WHAT THIS TASK INVOLVES:
Select the lines below containing the word "intensity".

## BEGIN GIVEN DATA

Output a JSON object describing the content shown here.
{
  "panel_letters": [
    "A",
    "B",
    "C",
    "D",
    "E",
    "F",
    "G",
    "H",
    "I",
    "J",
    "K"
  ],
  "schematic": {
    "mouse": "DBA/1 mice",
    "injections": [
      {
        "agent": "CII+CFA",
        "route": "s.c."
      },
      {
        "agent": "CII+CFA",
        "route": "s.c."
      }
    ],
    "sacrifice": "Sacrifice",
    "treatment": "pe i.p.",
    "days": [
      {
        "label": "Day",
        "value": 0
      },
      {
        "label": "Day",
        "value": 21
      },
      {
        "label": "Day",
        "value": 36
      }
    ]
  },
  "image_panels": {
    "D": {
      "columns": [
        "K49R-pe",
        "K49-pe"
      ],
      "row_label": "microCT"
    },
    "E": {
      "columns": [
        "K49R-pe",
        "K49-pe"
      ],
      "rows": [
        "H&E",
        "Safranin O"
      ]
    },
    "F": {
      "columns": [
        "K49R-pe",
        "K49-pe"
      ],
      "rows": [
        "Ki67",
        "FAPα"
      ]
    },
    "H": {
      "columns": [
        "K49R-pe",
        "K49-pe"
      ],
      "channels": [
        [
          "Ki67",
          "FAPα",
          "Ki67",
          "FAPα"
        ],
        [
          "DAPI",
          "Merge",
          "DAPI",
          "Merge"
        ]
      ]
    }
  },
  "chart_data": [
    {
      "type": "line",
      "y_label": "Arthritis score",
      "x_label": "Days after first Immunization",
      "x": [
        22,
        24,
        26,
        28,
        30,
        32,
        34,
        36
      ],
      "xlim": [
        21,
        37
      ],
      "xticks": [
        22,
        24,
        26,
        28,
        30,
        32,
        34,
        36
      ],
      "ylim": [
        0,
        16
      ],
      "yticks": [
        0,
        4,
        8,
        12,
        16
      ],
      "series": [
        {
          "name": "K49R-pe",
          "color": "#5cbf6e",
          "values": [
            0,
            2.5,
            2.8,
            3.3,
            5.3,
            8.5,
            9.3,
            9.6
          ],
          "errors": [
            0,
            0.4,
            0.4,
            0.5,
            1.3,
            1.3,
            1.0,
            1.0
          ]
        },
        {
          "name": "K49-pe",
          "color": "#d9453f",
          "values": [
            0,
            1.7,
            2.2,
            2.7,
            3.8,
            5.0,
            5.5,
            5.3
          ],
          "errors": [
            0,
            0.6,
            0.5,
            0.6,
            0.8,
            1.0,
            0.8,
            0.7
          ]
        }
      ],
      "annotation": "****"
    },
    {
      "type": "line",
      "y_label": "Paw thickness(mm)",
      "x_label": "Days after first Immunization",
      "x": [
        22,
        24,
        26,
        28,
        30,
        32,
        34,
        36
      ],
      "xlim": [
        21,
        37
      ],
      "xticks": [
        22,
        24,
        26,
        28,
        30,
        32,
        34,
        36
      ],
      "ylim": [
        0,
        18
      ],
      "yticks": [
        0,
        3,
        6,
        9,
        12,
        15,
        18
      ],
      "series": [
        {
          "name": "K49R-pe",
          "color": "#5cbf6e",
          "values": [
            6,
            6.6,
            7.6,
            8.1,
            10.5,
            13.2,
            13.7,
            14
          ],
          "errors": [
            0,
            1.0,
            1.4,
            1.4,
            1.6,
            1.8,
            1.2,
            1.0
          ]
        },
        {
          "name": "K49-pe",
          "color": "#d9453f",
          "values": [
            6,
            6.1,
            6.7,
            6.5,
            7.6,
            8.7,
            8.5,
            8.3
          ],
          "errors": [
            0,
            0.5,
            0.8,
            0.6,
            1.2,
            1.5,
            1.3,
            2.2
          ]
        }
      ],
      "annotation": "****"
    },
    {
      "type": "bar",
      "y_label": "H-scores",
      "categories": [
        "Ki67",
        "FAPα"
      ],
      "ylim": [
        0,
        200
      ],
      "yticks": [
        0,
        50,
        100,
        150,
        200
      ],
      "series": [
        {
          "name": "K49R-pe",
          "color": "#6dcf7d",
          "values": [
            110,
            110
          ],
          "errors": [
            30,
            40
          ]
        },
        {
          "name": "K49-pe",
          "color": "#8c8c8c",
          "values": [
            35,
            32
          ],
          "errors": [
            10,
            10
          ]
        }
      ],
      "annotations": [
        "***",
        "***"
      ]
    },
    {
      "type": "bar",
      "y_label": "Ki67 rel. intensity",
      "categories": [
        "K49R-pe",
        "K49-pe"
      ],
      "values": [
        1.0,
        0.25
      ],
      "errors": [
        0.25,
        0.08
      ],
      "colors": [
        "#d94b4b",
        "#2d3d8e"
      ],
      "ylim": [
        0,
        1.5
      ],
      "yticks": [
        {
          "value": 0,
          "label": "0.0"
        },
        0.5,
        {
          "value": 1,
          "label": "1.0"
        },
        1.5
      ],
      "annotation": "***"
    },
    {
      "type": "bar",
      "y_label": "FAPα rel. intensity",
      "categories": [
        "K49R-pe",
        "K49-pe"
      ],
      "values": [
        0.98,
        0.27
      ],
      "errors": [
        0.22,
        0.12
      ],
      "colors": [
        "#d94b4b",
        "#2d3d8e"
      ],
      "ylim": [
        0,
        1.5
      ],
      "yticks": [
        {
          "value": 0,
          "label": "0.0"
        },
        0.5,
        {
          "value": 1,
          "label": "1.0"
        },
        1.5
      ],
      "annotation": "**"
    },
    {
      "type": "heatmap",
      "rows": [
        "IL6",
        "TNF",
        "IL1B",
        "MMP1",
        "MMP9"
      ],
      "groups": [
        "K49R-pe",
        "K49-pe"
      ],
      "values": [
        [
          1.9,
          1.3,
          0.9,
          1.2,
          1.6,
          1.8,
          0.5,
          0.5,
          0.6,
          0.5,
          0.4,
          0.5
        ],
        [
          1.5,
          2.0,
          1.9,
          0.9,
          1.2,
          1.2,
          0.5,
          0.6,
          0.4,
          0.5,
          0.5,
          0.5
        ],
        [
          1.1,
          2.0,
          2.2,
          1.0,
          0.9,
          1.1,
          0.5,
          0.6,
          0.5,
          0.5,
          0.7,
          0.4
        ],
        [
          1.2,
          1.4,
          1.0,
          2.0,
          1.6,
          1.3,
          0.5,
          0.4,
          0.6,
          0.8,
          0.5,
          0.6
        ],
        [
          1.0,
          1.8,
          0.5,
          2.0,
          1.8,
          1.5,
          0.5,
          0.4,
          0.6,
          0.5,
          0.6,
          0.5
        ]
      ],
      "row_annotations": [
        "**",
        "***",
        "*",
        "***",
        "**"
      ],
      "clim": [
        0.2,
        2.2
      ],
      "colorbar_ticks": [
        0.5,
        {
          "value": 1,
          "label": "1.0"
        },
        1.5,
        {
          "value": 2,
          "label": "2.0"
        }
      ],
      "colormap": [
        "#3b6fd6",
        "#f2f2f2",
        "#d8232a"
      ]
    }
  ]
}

## END GIVEN DATA

COMPLETED EXERCISE:
      "y_label": "Ki67 rel. intensity",
      "y_label": "FAPα rel. intensity",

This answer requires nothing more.